THE EXERCISE:
Do not copy the pictures; transcribe all other material exactly.

★ ★ ★ ★ ★ ★ ★

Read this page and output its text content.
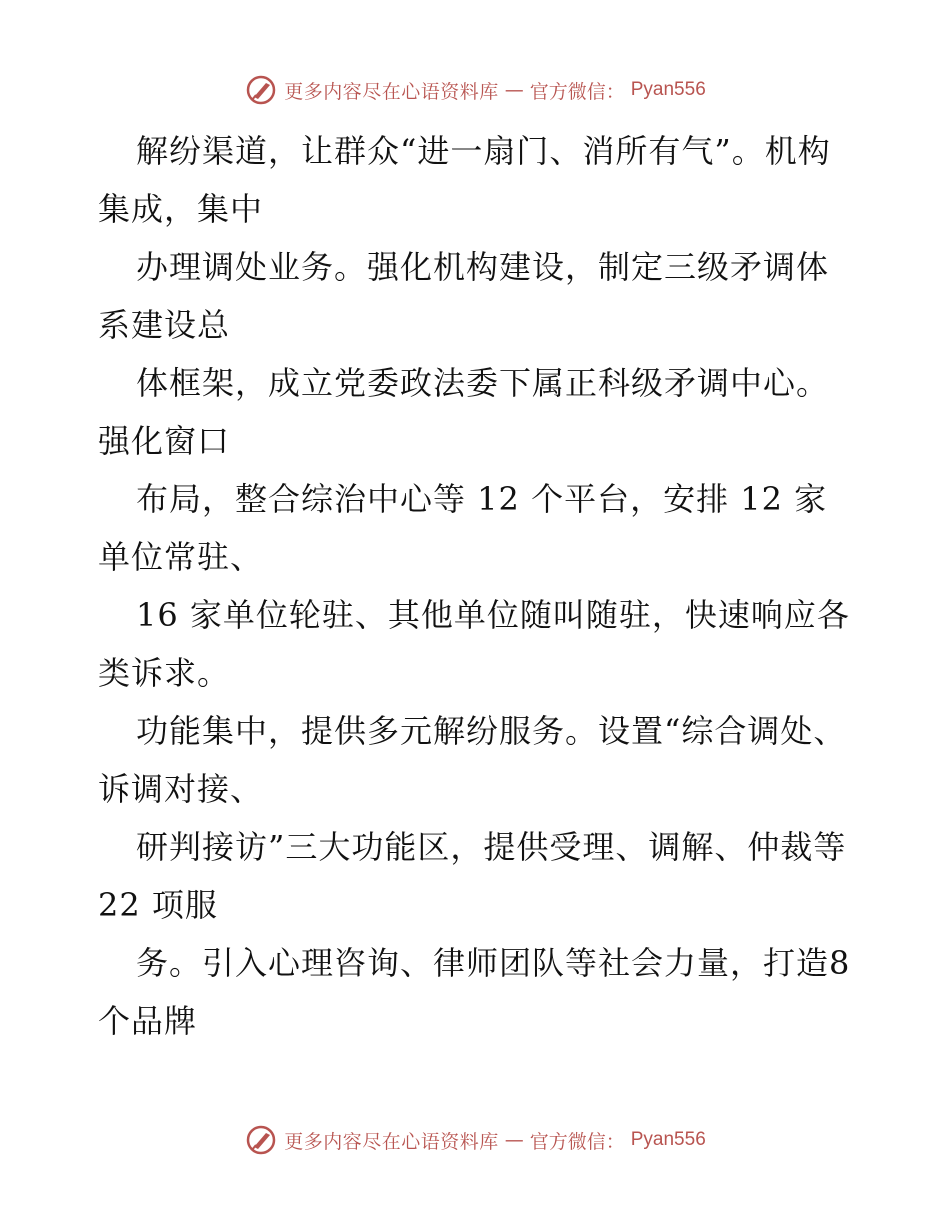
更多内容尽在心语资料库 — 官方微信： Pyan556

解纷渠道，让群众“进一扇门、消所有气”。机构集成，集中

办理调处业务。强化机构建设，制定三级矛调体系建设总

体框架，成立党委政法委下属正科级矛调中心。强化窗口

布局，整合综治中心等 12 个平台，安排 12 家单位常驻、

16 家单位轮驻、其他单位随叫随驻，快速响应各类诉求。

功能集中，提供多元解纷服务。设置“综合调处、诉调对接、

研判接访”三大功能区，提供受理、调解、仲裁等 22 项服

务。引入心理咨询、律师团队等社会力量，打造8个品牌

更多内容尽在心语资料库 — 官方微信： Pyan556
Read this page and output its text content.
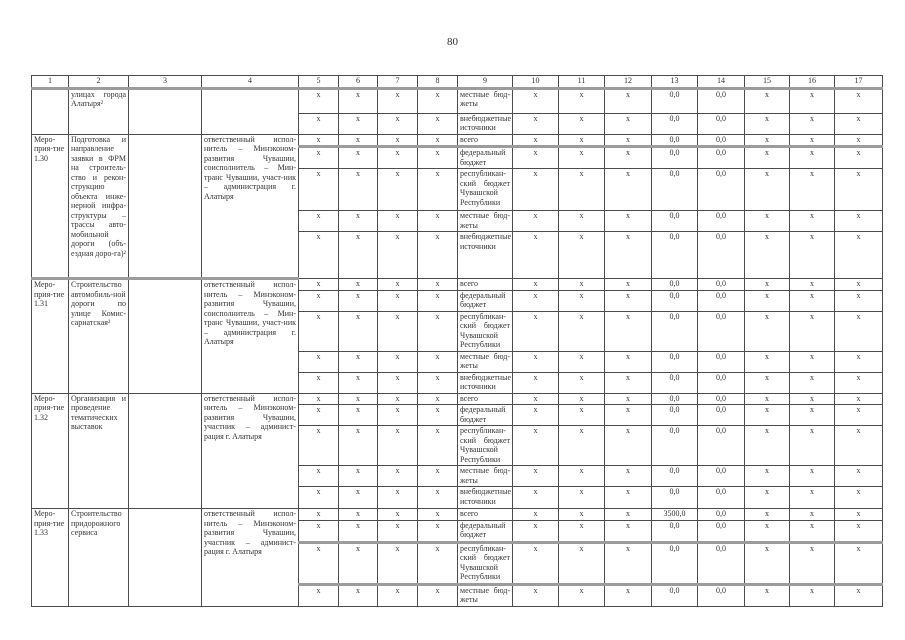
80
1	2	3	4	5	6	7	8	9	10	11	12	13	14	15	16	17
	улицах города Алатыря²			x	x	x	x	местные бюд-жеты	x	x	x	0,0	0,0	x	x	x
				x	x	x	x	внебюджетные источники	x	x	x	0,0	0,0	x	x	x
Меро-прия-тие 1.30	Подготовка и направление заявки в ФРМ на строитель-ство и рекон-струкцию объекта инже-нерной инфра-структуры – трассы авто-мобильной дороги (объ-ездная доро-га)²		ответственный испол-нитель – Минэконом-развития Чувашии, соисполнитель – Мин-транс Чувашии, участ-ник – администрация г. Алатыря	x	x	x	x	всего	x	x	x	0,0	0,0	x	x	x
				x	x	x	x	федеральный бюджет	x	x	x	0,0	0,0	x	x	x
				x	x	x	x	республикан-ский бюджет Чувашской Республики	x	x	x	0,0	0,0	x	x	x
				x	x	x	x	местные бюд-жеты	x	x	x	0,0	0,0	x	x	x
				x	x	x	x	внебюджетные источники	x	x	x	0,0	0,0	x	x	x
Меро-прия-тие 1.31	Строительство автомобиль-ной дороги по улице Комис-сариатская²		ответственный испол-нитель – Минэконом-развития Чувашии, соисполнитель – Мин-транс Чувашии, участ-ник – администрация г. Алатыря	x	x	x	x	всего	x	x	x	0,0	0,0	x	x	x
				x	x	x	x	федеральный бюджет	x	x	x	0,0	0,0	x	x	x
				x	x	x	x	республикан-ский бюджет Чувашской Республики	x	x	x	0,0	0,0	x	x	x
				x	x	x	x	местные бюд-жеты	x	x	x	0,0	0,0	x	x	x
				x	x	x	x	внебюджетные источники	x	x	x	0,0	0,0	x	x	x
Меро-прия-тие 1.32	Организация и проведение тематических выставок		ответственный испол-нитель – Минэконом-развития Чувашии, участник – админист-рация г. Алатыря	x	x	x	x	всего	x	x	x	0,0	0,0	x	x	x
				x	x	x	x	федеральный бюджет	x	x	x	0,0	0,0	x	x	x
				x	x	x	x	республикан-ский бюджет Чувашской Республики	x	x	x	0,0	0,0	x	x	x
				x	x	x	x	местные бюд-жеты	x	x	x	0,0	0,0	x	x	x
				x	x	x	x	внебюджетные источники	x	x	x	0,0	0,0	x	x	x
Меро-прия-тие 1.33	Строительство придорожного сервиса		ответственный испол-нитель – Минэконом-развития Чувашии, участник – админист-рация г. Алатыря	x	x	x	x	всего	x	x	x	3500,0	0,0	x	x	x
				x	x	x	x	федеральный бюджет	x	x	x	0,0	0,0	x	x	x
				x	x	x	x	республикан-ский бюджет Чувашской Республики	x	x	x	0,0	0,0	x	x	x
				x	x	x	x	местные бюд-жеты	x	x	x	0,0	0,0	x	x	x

★ ★ ★ ★ ★ ★ ★

RESPONSE:
Read this page and output its text content.
更多内容尽在心语资料库 — 官方微信： Pyan556

解纷渠道，让群众“进一扇门、消所有气”。机构集成，集中

办理调处业务。强化机构建设，制定三级矛调体系建设总

体框架，成立党委政法委下属正科级矛调中心。强化窗口

布局，整合综治中心等 12 个平台，安排 12 家单位常驻、

16 家单位轮驻、其他单位随叫随驻，快速响应各类诉求。

功能集中，提供多元解纷服务。设置“综合调处、诉调对接、

研判接访”三大功能区，提供受理、调解、仲裁等 22 项服

务。引入心理咨询、律师团队等社会力量，打造8个品牌

更多内容尽在心语资料库 — 官方微信： Pyan556
Read this page and output its text content.
80
1	2	3	4	5	6	7	8	9	10	11	12	13	14	15	16	17
	улицах города Алатыря²			x	x	x	x	местные бюд-жеты	x	x	x	0,0	0,0	x	x	x
				x	x	x	x	внебюджетные источники	x	x	x	0,0	0,0	x	x	x
Меро-прия-тие 1.30	Подготовка и направление заявки в ФРМ на строитель-ство и рекон-струкцию объекта инже-нерной инфра-структуры – трассы авто-мобильной дороги (объ-ездная доро-га)²		ответственный испол-нитель – Минэконом-развития Чувашии, соисполнитель – Мин-транс Чувашии, участ-ник – администрация г. Алатыря	x	x	x	x	всего	x	x	x	0,0	0,0	x	x	x
				x	x	x	x	федеральный бюджет	x	x	x	0,0	0,0	x	x	x
				x	x	x	x	республикан-ский бюджет Чувашской Республики	x	x	x	0,0	0,0	x	x	x
				x	x	x	x	местные бюд-жеты	x	x	x	0,0	0,0	x	x	x
				x	x	x	x	внебюджетные источники	x	x	x	0,0	0,0	x	x	x
Меро-прия-тие 1.31	Строительство автомобиль-ной дороги по улице Комис-сариатская²		ответственный испол-нитель – Минэконом-развития Чувашии, соисполнитель – Мин-транс Чувашии, участ-ник – администрация г. Алатыря	x	x	x	x	всего	x	x	x	0,0	0,0	x	x	x
				x	x	x	x	федеральный бюджет	x	x	x	0,0	0,0	x	x	x
				x	x	x	x	республикан-ский бюджет Чувашской Республики	x	x	x	0,0	0,0	x	x	x
				x	x	x	x	местные бюд-жеты	x	x	x	0,0	0,0	x	x	x
				x	x	x	x	внебюджетные источники	x	x	x	0,0	0,0	x	x	x
Меро-прия-тие 1.32	Организация и проведение тематических выставок		ответственный испол-нитель – Минэконом-развития Чувашии, участник – админист-рация г. Алатыря	x	x	x	x	всего	x	x	x	0,0	0,0	x	x	x
				x	x	x	x	федеральный бюджет	x	x	x	0,0	0,0	x	x	x
				x	x	x	x	республикан-ский бюджет Чувашской Республики	x	x	x	0,0	0,0	x	x	x
				x	x	x	x	местные бюд-жеты	x	x	x	0,0	0,0	x	x	x
				x	x	x	x	внебюджетные источники	x	x	x	0,0	0,0	x	x	x
Меро-прия-тие 1.33	Строительство придорожного сервиса		ответственный испол-нитель – Минэконом-развития Чувашии, участник – админист-рация г. Алатыря	x	x	x	x	всего	x	x	x	3500,0	0,0	x	x	x
				x	x	x	x	федеральный бюджет	x	x	x	0,0	0,0	x	x	x
				x	x	x	x	республикан-ский бюджет Чувашской Республики	x	x	x	0,0	0,0	x	x	x
				x	x	x	x	местные бюд-жеты	x	x	x	0,0	0,0	x	x	x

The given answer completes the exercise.